Every line that contains the word "государственного" should be copied out.

· · · ·

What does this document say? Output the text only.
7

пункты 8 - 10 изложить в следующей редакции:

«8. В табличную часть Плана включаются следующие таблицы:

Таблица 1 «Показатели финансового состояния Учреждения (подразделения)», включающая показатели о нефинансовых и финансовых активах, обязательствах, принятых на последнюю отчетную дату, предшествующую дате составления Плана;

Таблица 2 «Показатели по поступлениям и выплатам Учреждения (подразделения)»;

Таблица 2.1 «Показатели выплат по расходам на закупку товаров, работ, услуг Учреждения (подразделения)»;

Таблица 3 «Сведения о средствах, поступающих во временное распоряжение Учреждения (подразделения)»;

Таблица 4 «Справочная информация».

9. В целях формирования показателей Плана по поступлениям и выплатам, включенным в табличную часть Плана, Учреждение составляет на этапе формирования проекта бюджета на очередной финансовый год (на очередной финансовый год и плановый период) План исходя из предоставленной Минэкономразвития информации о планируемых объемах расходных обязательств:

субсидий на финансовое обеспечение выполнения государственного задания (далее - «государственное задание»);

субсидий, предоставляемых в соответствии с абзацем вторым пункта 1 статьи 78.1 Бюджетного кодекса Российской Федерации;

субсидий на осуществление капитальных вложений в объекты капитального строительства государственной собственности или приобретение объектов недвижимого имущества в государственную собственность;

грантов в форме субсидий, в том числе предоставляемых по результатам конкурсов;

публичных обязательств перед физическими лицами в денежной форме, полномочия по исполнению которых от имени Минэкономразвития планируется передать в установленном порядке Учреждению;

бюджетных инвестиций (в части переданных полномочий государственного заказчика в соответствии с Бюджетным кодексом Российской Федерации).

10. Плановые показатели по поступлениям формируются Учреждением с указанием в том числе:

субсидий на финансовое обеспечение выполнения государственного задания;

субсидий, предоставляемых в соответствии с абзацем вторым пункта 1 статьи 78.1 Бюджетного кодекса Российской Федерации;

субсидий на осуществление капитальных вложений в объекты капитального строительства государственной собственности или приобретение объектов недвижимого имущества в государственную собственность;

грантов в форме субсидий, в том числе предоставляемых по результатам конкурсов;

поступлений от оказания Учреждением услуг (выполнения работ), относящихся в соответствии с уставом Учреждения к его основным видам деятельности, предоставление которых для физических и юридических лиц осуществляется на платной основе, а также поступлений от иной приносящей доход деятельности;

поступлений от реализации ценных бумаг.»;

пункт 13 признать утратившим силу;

· · · ·

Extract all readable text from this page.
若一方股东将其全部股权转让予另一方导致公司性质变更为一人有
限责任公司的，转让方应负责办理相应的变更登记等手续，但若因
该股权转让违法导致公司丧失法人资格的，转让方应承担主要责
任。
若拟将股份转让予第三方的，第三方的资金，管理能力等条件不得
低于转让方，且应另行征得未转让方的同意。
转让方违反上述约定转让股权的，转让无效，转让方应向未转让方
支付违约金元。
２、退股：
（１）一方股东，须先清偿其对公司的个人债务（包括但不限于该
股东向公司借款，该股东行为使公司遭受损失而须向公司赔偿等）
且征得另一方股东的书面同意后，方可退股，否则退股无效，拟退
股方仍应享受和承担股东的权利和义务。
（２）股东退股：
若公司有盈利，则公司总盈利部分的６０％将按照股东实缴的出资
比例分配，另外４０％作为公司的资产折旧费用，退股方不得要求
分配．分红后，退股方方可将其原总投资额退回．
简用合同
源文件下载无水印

· · · ·

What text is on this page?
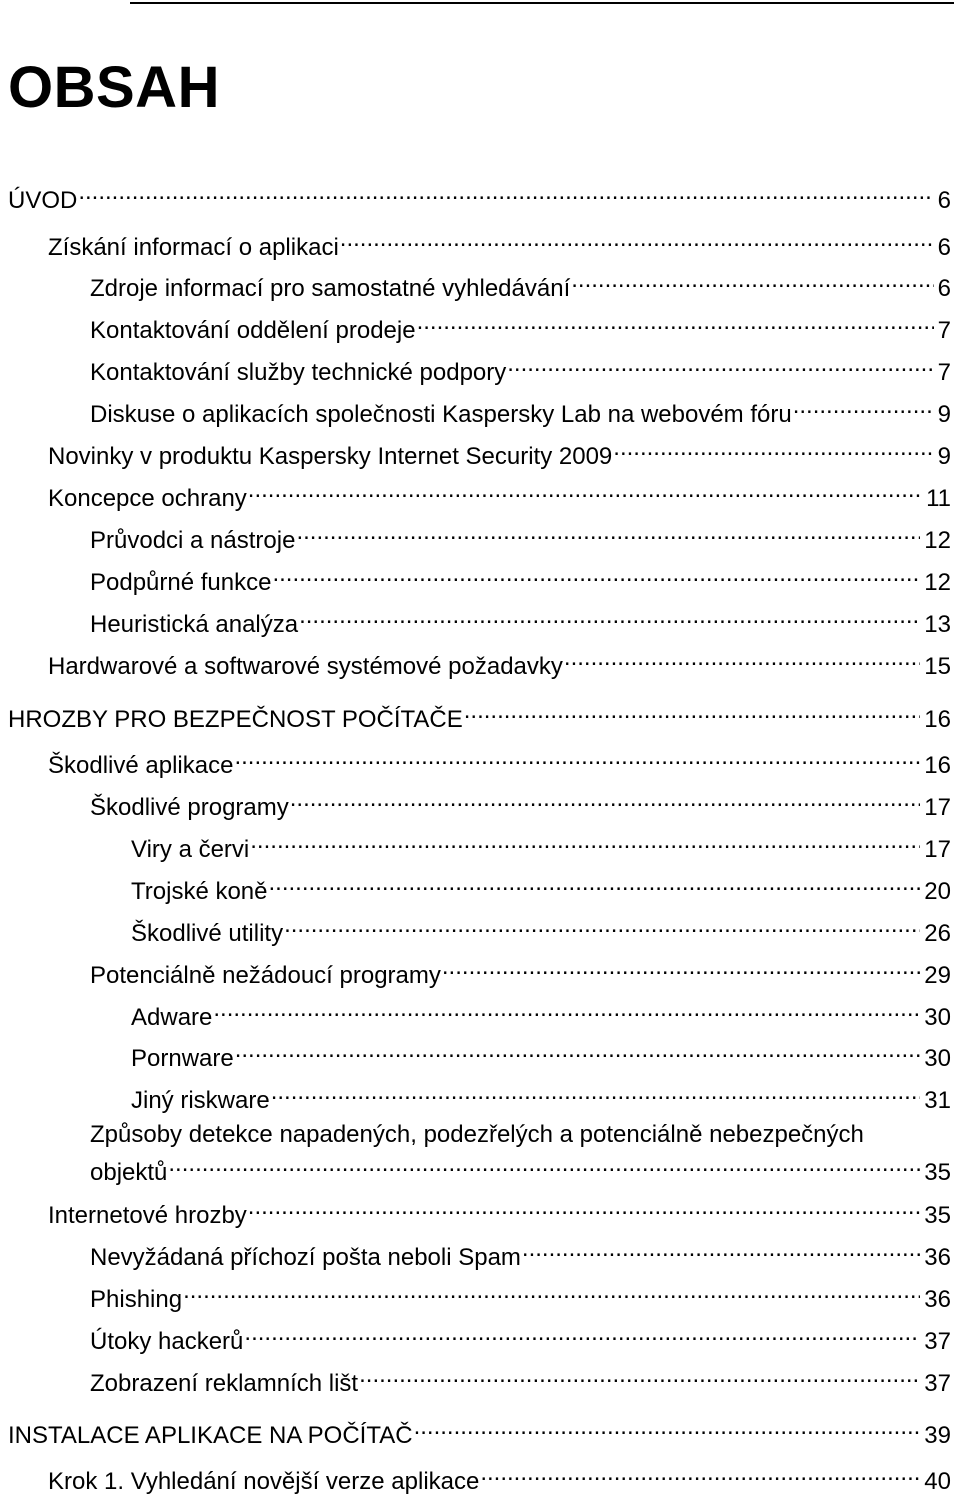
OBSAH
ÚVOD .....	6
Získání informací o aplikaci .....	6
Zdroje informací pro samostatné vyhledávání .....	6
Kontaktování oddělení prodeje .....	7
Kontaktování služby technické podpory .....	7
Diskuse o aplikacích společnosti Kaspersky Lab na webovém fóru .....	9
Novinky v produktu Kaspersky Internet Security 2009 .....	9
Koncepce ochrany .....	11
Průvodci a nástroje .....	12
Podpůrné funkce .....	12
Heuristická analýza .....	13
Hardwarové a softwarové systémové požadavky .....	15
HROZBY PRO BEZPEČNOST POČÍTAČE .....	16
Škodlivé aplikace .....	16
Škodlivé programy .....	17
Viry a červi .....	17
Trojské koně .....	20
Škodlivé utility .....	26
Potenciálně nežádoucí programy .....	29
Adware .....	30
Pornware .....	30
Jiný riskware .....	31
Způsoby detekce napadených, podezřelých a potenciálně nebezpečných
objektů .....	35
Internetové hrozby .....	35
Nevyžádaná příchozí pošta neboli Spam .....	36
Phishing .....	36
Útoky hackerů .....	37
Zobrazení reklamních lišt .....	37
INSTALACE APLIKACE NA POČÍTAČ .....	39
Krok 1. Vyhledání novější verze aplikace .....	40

· · · ·

*Solution for this exercise*.
субсидий на финансовое обеспечение выполнения государственного задания (далее - «государственное задание»);
бюджетных инвестиций (в части переданных полномочий государственного заказчика в соответствии с Бюджетным кодексом Российской Федерации).
субсидий на финансовое обеспечение выполнения государственного задания;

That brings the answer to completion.